Problem to work on: Write out the data again in full, exactly as it reads.

Listed entries:
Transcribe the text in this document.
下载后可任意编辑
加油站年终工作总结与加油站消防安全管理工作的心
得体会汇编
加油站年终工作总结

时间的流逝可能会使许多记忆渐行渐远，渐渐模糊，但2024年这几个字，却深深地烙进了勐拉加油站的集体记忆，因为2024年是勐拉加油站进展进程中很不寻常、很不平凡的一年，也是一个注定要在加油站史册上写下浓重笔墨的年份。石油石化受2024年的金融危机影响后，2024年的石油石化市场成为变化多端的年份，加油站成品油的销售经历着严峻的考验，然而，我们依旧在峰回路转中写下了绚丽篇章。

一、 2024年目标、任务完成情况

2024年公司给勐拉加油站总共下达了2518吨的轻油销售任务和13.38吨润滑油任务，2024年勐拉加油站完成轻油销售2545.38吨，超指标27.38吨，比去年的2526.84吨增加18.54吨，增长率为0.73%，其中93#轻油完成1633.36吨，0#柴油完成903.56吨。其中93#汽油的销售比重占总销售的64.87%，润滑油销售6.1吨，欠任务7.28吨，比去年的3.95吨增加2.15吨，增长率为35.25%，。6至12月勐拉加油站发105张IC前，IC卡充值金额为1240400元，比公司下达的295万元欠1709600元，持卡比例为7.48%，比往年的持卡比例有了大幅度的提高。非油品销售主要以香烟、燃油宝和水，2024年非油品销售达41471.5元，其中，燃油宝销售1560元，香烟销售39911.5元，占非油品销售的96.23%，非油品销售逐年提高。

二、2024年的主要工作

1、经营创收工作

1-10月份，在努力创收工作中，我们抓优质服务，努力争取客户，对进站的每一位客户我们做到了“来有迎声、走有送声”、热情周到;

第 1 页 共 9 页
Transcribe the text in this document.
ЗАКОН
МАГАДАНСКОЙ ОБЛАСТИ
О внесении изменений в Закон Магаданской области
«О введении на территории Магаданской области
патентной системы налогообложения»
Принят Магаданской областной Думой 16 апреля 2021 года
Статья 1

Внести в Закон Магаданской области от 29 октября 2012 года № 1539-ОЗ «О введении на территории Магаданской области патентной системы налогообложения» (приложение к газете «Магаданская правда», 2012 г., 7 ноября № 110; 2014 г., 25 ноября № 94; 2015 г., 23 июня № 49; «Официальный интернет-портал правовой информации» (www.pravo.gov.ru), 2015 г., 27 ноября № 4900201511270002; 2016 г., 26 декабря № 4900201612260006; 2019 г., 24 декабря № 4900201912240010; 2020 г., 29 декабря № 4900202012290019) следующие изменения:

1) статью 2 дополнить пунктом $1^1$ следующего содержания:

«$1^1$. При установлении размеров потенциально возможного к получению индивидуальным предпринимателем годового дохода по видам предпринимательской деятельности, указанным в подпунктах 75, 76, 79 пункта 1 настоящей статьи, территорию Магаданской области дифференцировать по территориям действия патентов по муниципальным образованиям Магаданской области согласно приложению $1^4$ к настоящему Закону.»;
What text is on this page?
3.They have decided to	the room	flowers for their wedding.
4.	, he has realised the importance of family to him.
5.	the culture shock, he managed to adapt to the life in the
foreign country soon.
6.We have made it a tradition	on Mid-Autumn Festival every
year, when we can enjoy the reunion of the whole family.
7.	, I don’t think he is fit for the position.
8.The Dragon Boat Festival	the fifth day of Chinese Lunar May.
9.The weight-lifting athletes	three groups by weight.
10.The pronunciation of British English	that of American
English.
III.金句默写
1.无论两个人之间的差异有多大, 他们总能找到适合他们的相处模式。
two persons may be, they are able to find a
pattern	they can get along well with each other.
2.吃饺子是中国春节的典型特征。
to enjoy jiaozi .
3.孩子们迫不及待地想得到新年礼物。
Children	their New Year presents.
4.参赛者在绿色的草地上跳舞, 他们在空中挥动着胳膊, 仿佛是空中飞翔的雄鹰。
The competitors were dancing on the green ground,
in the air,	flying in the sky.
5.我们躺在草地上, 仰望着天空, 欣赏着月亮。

Exercise solution:
Transcribe the text in this document.
下载后可任意编辑
加油站年终工作总结与加油站消防安全管理工作的心
得体会汇编
加油站年终工作总结

时间的流逝可能会使许多记忆渐行渐远，渐渐模糊，但2024年这几个字，却深深地烙进了勐拉加油站的集体记忆，因为2024年是勐拉加油站进展进程中很不寻常、很不平凡的一年，也是一个注定要在加油站史册上写下浓重笔墨的年份。石油石化受2024年的金融危机影响后，2024年的石油石化市场成为变化多端的年份，加油站成品油的销售经历着严峻的考验，然而，我们依旧在峰回路转中写下了绚丽篇章。

一、 2024年目标、任务完成情况

2024年公司给勐拉加油站总共下达了2518吨的轻油销售任务和13.38吨润滑油任务，2024年勐拉加油站完成轻油销售2545.38吨，超指标27.38吨，比去年的2526.84吨增加18.54吨，增长率为0.73%，其中93#轻油完成1633.36吨，0#柴油完成903.56吨。其中93#汽油的销售比重占总销售的64.87%，润滑油销售6.1吨，欠任务7.28吨，比去年的3.95吨增加2.15吨，增长率为35.25%，。6至12月勐拉加油站发105张IC前，IC卡充值金额为1240400元，比公司下达的295万元欠1709600元，持卡比例为7.48%，比往年的持卡比例有了大幅度的提高。非油品销售主要以香烟、燃油宝和水，2024年非油品销售达41471.5元，其中，燃油宝销售1560元，香烟销售39911.5元，占非油品销售的96.23%，非油品销售逐年提高。

二、2024年的主要工作

1、经营创收工作

1-10月份，在努力创收工作中，我们抓优质服务，努力争取客户，对进站的每一位客户我们做到了“来有迎声、走有送声”、热情周到;

第 1 页 共 9 页
Transcribe the text in this document.
ЗАКОН
МАГАДАНСКОЙ ОБЛАСТИ
О внесении изменений в Закон Магаданской области
«О введении на территории Магаданской области
патентной системы налогообложения»
Принят Магаданской областной Думой 16 апреля 2021 года
Статья 1

Внести в Закон Магаданской области от 29 октября 2012 года № 1539-ОЗ «О введении на территории Магаданской области патентной системы налогообложения» (приложение к газете «Магаданская правда», 2012 г., 7 ноября № 110; 2014 г., 25 ноября № 94; 2015 г., 23 июня № 49; «Официальный интернет-портал правовой информации» (www.pravo.gov.ru), 2015 г., 27 ноября № 4900201511270002; 2016 г., 26 декабря № 4900201612260006; 2019 г., 24 декабря № 4900201912240010; 2020 г., 29 декабря № 4900202012290019) следующие изменения:

1) статью 2 дополнить пунктом $1^1$ следующего содержания:

«$1^1$. При установлении размеров потенциально возможного к получению индивидуальным предпринимателем годового дохода по видам предпринимательской деятельности, указанным в подпунктах 75, 76, 79 пункта 1 настоящей статьи, территорию Магаданской области дифференцировать по территориям действия патентов по муниципальным образованиям Магаданской области согласно приложению $1^4$ к настоящему Закону.»;
What text is on this page?
3.They have decided to	the room	flowers for their wedding.
4.	, he has realised the importance of family to him.
5.	the culture shock, he managed to adapt to the life in the
foreign country soon.
6.We have made it a tradition	on Mid-Autumn Festival every
year, when we can enjoy the reunion of the whole family.
7.	, I don’t think he is fit for the position.
8.The Dragon Boat Festival	the fifth day of Chinese Lunar May.
9.The weight-lifting athletes	three groups by weight.
10.The pronunciation of British English	that of American
English.
III.金句默写
1.无论两个人之间的差异有多大, 他们总能找到适合他们的相处模式。
two persons may be, they are able to find a
pattern	they can get along well with each other.
2.吃饺子是中国春节的典型特征。
to enjoy jiaozi .
3.孩子们迫不及待地想得到新年礼物。
Children	their New Year presents.
4.参赛者在绿色的草地上跳舞, 他们在空中挥动着胳膊, 仿佛是空中飞翔的雄鹰。
The competitors were dancing on the green ground,
in the air,	flying in the sky.
5.我们躺在草地上, 仰望着天空, 欣赏着月亮。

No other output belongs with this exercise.